**TASK PROMPT**. Say the number of lines containing the string "label", and say nothing else.

**SUPPLIED RECORDS**.
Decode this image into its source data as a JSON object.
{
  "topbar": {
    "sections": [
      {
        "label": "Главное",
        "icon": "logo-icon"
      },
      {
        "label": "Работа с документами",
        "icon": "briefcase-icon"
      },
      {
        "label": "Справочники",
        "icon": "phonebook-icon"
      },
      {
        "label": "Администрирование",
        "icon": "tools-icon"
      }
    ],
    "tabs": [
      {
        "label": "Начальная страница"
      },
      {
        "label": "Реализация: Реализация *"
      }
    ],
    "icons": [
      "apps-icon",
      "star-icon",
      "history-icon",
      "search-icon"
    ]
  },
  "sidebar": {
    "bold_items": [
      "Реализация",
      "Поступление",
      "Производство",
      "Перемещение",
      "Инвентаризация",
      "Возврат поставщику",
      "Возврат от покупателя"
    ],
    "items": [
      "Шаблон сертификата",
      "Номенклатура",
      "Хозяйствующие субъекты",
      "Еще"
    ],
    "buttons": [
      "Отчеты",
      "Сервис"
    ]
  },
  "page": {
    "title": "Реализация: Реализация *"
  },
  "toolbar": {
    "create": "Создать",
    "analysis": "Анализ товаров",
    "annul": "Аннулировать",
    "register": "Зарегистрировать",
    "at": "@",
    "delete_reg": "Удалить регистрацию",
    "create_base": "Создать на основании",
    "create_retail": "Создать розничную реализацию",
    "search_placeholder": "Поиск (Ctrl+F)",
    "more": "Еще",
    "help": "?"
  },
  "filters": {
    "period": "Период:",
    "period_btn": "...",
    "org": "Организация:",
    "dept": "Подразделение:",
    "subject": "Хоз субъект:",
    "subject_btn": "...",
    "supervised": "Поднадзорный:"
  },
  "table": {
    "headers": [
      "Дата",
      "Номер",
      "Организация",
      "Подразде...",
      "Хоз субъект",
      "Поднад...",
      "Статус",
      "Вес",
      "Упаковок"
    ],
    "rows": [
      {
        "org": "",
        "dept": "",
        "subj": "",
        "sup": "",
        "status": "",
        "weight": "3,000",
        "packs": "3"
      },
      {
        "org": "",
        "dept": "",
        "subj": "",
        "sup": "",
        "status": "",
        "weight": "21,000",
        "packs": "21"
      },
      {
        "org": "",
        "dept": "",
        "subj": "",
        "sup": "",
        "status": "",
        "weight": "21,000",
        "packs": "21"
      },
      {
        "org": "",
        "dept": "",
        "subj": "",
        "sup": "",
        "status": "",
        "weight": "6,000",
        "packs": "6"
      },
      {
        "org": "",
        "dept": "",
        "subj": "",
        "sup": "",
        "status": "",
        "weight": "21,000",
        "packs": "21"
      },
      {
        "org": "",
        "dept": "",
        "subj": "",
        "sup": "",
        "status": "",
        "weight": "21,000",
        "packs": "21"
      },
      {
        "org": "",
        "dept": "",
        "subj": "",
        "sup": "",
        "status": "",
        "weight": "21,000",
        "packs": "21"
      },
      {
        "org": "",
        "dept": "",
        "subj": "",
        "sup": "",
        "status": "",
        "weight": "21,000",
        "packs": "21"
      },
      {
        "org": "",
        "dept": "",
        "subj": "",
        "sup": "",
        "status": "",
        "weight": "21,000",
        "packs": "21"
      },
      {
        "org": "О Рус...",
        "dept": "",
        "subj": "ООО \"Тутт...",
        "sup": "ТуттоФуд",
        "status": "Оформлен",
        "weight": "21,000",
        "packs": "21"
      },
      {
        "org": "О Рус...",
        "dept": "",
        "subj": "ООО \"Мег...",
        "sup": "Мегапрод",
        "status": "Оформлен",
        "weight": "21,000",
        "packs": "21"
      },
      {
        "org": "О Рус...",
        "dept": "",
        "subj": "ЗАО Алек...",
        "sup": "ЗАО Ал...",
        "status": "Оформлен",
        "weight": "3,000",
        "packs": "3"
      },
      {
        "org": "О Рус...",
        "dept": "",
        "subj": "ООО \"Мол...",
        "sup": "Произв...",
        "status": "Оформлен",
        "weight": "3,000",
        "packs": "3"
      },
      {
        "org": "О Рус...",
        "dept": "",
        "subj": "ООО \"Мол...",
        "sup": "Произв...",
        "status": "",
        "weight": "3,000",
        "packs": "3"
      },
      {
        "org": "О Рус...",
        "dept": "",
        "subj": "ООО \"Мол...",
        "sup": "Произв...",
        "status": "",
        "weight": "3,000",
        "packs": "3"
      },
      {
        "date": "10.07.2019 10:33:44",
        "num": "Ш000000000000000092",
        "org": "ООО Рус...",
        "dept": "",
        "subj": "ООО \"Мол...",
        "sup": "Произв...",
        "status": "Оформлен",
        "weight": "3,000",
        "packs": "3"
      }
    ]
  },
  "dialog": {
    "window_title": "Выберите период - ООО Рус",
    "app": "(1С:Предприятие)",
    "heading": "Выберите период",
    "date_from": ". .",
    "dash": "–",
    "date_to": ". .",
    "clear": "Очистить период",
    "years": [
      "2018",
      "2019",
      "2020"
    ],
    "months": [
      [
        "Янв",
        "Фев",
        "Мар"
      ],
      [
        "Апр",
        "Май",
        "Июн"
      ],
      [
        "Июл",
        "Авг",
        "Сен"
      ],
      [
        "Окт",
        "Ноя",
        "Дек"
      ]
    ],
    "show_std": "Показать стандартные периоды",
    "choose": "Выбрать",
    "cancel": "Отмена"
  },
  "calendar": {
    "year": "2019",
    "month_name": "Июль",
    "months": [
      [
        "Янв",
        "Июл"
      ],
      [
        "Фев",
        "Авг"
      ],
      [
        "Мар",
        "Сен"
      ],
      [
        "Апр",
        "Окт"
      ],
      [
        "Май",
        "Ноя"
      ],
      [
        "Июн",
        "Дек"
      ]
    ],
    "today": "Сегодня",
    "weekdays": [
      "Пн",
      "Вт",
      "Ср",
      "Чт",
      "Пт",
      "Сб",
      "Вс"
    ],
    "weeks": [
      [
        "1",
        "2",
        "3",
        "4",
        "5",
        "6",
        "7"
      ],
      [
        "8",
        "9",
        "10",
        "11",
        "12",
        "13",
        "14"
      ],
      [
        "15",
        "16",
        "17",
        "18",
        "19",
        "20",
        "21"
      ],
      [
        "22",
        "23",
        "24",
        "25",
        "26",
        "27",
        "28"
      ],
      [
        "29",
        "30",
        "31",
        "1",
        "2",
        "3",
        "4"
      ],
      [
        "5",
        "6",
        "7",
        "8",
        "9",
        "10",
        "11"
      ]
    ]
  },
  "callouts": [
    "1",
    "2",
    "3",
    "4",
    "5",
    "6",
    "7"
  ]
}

**SOLUTION FOR THIS TASK**. 6